-- start of Entries shown --

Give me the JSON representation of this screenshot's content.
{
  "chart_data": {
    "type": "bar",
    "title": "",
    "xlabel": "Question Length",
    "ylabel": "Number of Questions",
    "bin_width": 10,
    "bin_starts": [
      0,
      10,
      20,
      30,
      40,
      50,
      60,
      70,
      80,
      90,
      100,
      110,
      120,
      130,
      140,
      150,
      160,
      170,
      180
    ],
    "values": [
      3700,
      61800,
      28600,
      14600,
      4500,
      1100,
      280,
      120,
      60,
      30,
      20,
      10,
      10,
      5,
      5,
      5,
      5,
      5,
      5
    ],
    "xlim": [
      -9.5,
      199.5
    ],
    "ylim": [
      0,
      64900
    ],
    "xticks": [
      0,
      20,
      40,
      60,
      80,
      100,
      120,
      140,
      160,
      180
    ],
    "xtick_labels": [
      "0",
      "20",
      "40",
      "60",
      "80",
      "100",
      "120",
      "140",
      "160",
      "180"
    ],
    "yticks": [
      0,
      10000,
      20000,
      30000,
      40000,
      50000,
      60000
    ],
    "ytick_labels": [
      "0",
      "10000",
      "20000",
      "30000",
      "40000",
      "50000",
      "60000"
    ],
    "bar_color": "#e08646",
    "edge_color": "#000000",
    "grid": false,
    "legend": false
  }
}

-- end of Entries shown --
-- start of Entries shown --

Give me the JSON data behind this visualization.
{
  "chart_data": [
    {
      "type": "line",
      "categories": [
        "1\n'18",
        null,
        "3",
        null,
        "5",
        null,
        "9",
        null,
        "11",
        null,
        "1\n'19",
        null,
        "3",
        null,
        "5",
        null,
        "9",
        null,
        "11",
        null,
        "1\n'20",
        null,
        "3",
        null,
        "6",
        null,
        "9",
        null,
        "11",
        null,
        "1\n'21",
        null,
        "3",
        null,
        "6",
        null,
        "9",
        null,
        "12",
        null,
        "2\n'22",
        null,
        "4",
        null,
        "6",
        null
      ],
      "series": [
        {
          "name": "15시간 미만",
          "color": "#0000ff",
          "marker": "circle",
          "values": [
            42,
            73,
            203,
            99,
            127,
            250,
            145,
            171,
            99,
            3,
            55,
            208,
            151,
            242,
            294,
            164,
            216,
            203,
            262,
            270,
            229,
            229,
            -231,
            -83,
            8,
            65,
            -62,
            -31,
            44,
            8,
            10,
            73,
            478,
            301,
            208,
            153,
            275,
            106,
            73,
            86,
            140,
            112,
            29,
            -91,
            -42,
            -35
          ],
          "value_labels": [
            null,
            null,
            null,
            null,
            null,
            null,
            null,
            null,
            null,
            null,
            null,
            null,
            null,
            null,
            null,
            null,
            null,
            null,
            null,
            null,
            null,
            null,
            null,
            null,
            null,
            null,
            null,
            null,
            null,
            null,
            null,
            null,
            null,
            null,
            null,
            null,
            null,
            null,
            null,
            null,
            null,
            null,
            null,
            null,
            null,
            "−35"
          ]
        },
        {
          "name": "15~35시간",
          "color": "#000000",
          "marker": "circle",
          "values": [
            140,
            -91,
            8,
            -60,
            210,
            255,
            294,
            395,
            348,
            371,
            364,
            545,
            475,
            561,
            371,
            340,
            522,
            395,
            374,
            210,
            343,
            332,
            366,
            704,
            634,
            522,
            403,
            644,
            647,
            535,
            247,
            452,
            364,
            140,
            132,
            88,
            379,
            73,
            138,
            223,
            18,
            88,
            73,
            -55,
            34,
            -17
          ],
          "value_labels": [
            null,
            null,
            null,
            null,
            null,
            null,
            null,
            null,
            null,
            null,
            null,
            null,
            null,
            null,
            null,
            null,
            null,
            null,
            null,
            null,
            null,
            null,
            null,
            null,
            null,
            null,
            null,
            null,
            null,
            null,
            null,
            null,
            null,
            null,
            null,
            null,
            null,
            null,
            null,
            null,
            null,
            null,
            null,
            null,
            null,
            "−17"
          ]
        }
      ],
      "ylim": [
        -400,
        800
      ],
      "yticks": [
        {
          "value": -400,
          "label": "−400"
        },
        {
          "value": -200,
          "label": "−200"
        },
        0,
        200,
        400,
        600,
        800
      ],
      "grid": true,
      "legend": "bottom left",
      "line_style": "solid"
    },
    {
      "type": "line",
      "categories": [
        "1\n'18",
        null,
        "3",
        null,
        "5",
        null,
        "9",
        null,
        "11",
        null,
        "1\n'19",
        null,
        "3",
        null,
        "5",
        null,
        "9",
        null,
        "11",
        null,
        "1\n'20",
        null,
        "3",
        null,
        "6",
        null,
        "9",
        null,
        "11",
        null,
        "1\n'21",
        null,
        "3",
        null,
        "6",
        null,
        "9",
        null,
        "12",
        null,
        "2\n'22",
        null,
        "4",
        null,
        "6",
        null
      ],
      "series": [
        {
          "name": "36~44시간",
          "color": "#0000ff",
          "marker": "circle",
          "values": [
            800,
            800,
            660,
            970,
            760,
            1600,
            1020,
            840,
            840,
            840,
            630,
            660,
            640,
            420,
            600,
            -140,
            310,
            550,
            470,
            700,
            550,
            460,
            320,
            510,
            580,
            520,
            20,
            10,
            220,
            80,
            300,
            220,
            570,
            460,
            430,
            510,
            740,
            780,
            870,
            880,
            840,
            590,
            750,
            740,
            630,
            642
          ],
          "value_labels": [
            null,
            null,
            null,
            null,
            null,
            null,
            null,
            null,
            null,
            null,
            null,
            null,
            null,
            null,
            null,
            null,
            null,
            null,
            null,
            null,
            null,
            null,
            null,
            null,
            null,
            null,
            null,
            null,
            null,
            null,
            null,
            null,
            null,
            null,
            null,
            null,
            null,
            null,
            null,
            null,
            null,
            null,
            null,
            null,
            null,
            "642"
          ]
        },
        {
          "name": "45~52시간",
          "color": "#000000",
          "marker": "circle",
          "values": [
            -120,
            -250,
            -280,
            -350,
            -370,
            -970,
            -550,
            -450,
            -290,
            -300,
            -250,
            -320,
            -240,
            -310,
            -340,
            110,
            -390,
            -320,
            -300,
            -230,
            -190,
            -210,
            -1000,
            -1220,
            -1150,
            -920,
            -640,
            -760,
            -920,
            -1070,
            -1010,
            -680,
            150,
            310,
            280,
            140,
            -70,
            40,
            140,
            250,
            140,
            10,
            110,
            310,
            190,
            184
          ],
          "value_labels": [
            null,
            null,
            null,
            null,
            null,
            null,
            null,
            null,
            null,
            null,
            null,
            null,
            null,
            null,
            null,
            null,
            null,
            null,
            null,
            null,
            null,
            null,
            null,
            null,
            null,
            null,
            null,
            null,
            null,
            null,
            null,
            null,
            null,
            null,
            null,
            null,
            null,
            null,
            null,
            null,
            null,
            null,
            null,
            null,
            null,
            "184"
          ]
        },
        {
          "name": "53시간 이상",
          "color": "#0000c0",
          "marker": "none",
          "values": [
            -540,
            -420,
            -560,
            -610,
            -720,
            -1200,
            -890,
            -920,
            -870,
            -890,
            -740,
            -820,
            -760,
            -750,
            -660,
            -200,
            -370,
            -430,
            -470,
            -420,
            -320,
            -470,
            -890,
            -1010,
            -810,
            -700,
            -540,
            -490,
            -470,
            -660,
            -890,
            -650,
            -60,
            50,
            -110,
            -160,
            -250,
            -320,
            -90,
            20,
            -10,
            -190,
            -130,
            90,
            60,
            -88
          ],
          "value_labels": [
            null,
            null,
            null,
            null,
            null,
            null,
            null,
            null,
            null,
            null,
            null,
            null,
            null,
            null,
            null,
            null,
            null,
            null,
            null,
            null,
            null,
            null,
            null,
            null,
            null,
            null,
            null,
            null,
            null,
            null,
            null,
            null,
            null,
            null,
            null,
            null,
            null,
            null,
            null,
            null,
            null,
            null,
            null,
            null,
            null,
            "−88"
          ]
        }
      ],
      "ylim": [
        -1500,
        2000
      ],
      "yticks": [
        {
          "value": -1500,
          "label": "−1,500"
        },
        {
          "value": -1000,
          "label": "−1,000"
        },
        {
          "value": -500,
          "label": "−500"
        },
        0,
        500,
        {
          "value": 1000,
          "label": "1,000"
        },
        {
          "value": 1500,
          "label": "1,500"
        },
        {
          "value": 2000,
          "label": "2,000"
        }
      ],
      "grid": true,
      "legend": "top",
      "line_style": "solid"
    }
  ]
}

-- end of Entries shown --
-- start of Entries shown --

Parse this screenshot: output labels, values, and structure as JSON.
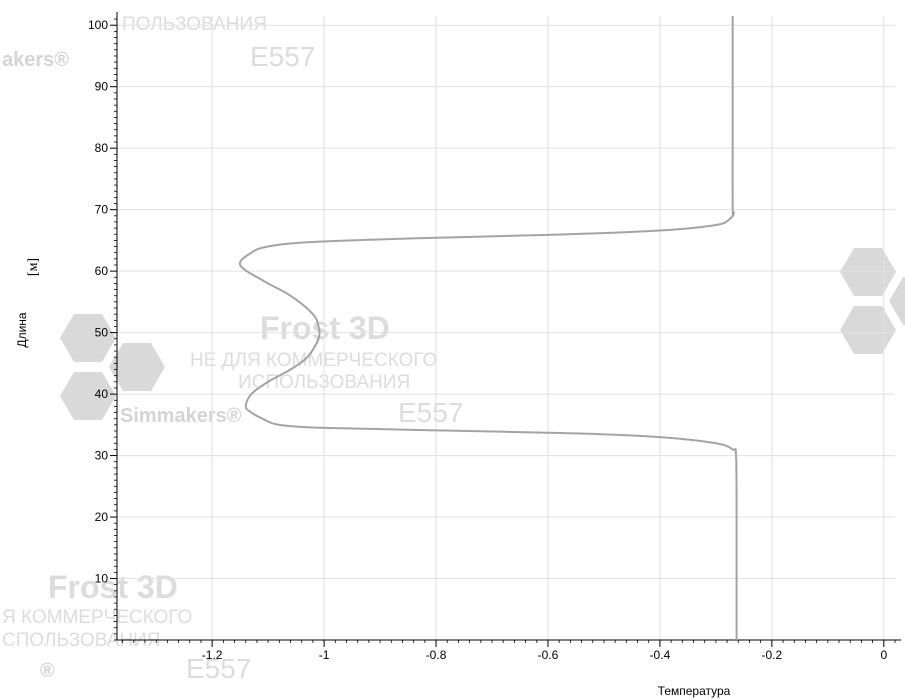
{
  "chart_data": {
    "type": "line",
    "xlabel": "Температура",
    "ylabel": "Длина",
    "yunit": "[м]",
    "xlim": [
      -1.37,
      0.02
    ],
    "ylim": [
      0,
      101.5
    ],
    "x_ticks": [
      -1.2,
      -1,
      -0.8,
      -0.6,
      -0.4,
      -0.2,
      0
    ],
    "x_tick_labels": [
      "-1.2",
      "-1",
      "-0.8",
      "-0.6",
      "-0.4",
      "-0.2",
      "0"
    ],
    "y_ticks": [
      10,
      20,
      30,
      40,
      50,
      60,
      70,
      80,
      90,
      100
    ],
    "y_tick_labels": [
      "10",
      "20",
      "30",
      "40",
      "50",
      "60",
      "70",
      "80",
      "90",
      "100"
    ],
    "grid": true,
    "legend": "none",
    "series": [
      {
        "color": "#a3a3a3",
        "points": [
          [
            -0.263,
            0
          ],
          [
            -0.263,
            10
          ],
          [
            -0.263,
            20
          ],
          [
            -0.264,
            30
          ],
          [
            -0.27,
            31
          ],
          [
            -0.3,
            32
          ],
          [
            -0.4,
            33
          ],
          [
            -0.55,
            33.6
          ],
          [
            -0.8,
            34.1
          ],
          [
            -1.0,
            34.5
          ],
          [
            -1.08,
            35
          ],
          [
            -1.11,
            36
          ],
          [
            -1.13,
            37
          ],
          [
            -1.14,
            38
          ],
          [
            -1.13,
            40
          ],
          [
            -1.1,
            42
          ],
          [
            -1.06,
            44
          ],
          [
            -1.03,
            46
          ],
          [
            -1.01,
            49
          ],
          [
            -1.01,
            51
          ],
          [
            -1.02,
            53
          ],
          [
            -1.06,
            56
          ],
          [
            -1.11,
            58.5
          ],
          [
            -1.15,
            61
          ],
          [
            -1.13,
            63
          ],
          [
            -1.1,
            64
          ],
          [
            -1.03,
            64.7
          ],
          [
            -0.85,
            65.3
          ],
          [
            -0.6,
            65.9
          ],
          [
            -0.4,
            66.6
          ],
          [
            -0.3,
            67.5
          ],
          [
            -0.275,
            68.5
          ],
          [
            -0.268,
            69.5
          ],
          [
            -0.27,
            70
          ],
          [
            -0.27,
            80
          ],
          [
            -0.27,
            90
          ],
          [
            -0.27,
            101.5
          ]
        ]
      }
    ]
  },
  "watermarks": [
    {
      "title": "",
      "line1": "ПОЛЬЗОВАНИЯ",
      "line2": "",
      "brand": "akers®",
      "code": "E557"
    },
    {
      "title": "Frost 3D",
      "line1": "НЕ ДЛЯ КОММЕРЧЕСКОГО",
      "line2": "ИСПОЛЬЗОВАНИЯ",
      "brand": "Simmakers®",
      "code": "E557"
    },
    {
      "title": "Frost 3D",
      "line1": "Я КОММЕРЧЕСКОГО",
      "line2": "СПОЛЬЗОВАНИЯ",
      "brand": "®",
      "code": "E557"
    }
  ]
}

-- end of Entries shown --

Copy each line in the data that holds the word "xlabel".

    "xlabel": "Question Length",
    "xlabel": "Температура",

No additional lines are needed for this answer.